#### The problem:
Write the data out again exactly, dropping any images it holds.

#### Data listing:
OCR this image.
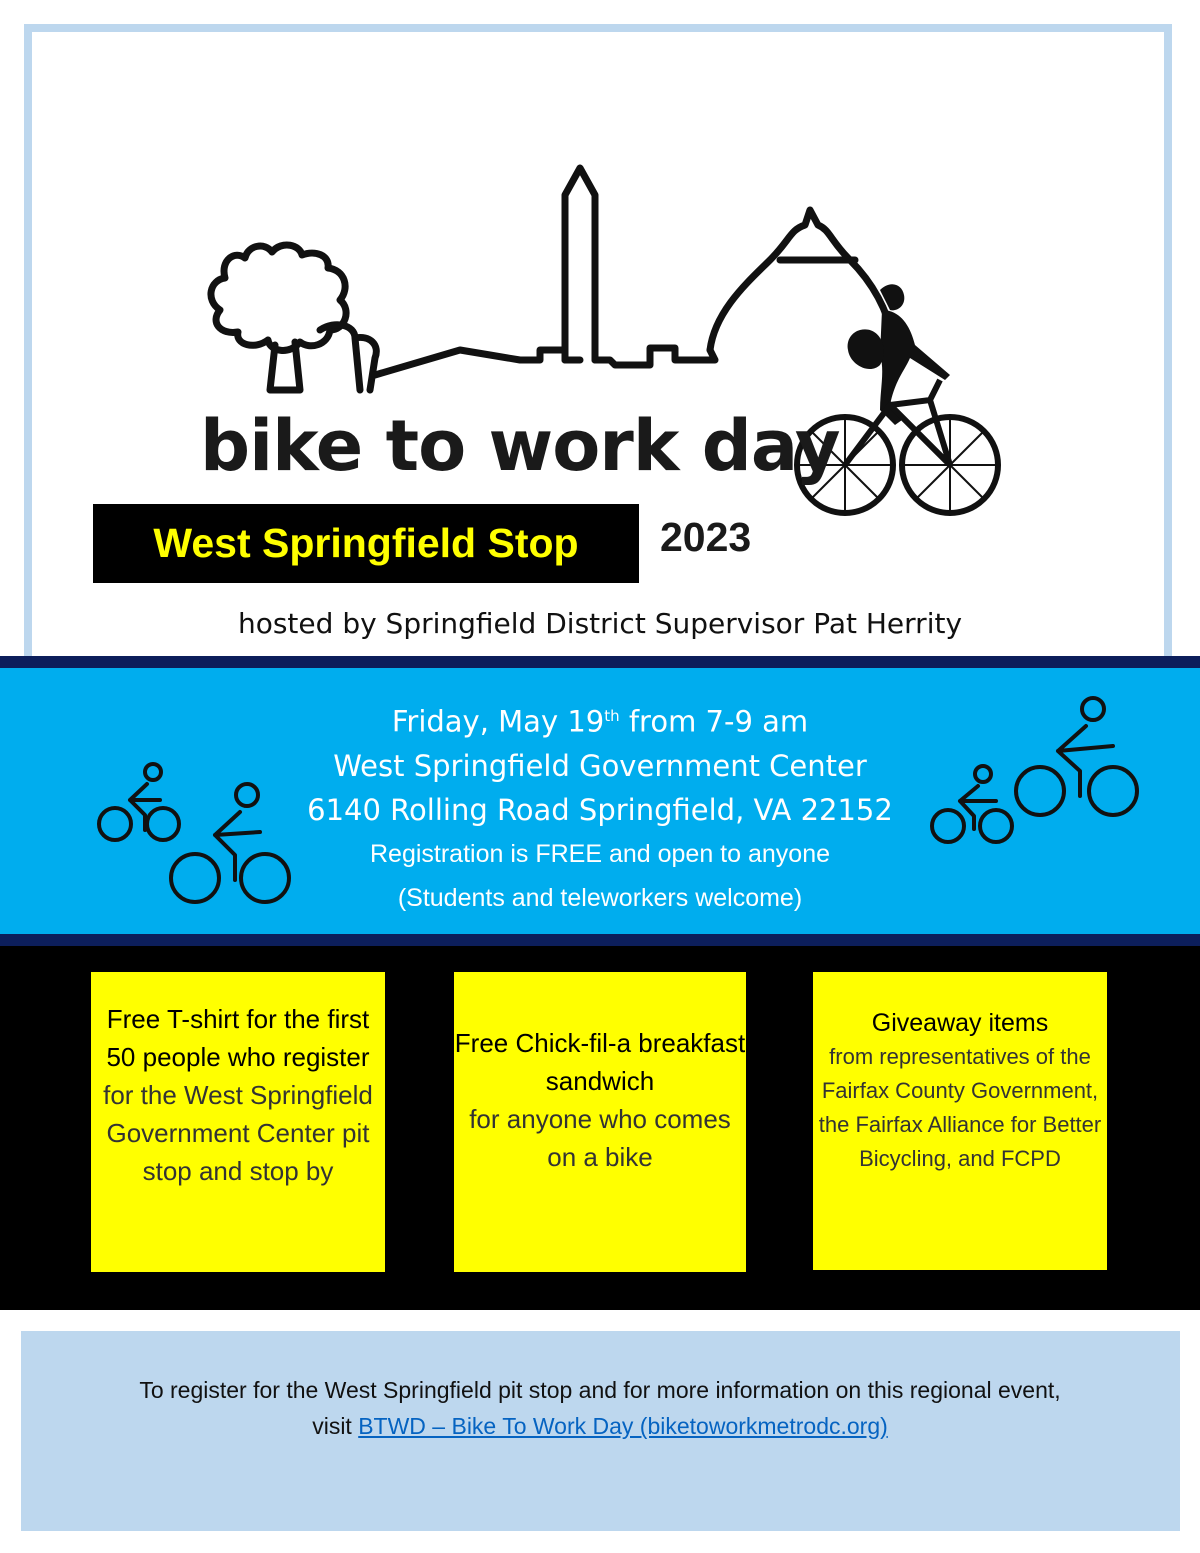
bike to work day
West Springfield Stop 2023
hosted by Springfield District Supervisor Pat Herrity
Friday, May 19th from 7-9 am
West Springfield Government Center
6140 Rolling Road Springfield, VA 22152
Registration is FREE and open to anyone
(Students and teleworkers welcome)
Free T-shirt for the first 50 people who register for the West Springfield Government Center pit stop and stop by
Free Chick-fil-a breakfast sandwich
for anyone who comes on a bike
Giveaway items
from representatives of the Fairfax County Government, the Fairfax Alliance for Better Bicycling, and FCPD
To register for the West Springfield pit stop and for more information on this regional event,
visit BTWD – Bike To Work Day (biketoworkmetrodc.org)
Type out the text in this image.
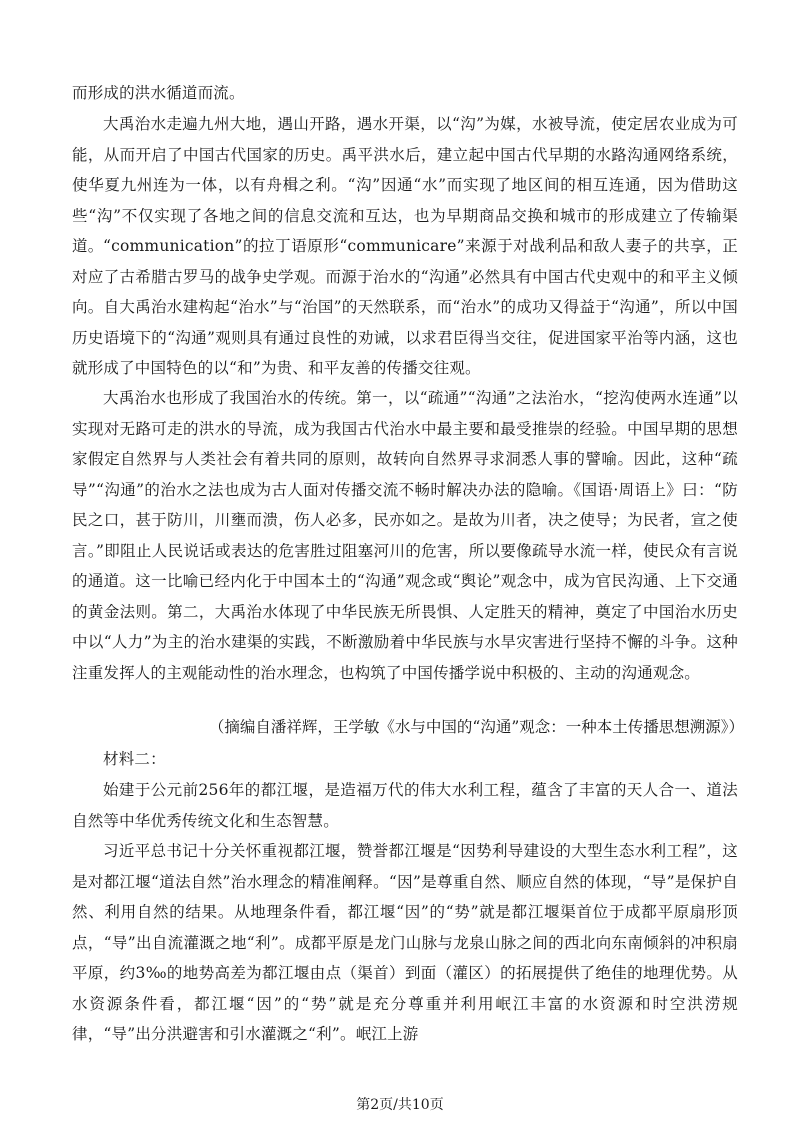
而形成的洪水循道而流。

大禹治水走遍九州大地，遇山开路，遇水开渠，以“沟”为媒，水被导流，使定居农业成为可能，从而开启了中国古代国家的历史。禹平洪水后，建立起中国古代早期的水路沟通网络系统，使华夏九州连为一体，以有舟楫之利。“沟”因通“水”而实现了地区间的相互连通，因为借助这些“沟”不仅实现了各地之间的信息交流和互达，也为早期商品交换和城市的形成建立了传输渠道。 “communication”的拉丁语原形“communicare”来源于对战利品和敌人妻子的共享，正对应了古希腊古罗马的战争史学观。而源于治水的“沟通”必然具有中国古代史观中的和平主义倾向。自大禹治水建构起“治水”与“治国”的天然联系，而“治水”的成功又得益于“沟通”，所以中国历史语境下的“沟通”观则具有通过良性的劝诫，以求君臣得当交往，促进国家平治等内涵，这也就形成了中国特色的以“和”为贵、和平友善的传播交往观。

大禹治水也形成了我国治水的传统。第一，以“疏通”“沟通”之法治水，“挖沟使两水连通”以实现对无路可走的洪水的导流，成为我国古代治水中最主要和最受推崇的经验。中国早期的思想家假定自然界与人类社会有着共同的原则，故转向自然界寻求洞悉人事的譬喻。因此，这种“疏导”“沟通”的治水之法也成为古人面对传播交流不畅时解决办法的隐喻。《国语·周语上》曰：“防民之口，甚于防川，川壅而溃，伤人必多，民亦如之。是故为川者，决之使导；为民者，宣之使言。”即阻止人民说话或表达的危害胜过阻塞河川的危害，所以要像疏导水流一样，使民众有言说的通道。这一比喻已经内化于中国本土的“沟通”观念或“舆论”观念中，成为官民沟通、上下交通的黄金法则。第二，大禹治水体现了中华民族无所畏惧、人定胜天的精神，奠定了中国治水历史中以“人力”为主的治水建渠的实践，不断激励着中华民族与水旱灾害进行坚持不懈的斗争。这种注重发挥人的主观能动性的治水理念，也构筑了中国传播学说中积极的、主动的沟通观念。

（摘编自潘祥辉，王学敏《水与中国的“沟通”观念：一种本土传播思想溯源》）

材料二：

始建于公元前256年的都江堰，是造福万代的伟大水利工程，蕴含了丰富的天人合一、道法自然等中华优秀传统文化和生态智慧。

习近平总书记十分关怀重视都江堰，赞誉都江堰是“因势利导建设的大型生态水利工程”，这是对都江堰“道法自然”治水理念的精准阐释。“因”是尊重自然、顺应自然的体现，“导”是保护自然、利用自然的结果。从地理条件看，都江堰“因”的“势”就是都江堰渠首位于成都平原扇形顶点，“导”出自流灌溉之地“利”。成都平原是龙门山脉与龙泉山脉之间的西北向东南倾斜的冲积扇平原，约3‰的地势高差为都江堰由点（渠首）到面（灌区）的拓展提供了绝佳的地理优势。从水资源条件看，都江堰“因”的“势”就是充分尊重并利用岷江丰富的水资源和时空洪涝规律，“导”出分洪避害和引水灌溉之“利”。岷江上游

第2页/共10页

#### Reply:
OCR this image.
bike to work day
West Springfield Stop 2023
hosted by Springfield District Supervisor Pat Herrity
Friday, May 19th from 7-9 am
West Springfield Government Center
6140 Rolling Road Springfield, VA 22152
Registration is FREE and open to anyone
(Students and teleworkers welcome)
Free T-shirt for the first 50 people who register for the West Springfield Government Center pit stop and stop by
Free Chick-fil-a breakfast sandwich
for anyone who comes on a bike
Giveaway items
from representatives of the Fairfax County Government, the Fairfax Alliance for Better Bicycling, and FCPD
To register for the West Springfield pit stop and for more information on this regional event,
visit BTWD – Bike To Work Day (biketoworkmetrodc.org)
Type out the text in this image.
而形成的洪水循道而流。

大禹治水走遍九州大地，遇山开路，遇水开渠，以“沟”为媒，水被导流，使定居农业成为可能，从而开启了中国古代国家的历史。禹平洪水后，建立起中国古代早期的水路沟通网络系统，使华夏九州连为一体，以有舟楫之利。“沟”因通“水”而实现了地区间的相互连通，因为借助这些“沟”不仅实现了各地之间的信息交流和互达，也为早期商品交换和城市的形成建立了传输渠道。 “communication”的拉丁语原形“communicare”来源于对战利品和敌人妻子的共享，正对应了古希腊古罗马的战争史学观。而源于治水的“沟通”必然具有中国古代史观中的和平主义倾向。自大禹治水建构起“治水”与“治国”的天然联系，而“治水”的成功又得益于“沟通”，所以中国历史语境下的“沟通”观则具有通过良性的劝诫，以求君臣得当交往，促进国家平治等内涵，这也就形成了中国特色的以“和”为贵、和平友善的传播交往观。

大禹治水也形成了我国治水的传统。第一，以“疏通”“沟通”之法治水，“挖沟使两水连通”以实现对无路可走的洪水的导流，成为我国古代治水中最主要和最受推崇的经验。中国早期的思想家假定自然界与人类社会有着共同的原则，故转向自然界寻求洞悉人事的譬喻。因此，这种“疏导”“沟通”的治水之法也成为古人面对传播交流不畅时解决办法的隐喻。《国语·周语上》曰：“防民之口，甚于防川，川壅而溃，伤人必多，民亦如之。是故为川者，决之使导；为民者，宣之使言。”即阻止人民说话或表达的危害胜过阻塞河川的危害，所以要像疏导水流一样，使民众有言说的通道。这一比喻已经内化于中国本土的“沟通”观念或“舆论”观念中，成为官民沟通、上下交通的黄金法则。第二，大禹治水体现了中华民族无所畏惧、人定胜天的精神，奠定了中国治水历史中以“人力”为主的治水建渠的实践，不断激励着中华民族与水旱灾害进行坚持不懈的斗争。这种注重发挥人的主观能动性的治水理念，也构筑了中国传播学说中积极的、主动的沟通观念。

（摘编自潘祥辉，王学敏《水与中国的“沟通”观念：一种本土传播思想溯源》）

材料二：

始建于公元前256年的都江堰，是造福万代的伟大水利工程，蕴含了丰富的天人合一、道法自然等中华优秀传统文化和生态智慧。

习近平总书记十分关怀重视都江堰，赞誉都江堰是“因势利导建设的大型生态水利工程”，这是对都江堰“道法自然”治水理念的精准阐释。“因”是尊重自然、顺应自然的体现，“导”是保护自然、利用自然的结果。从地理条件看，都江堰“因”的“势”就是都江堰渠首位于成都平原扇形顶点，“导”出自流灌溉之地“利”。成都平原是龙门山脉与龙泉山脉之间的西北向东南倾斜的冲积扇平原，约3‰的地势高差为都江堰由点（渠首）到面（灌区）的拓展提供了绝佳的地理优势。从水资源条件看，都江堰“因”的“势”就是充分尊重并利用岷江丰富的水资源和时空洪涝规律，“导”出分洪避害和引水灌溉之“利”。岷江上游

第2页/共10页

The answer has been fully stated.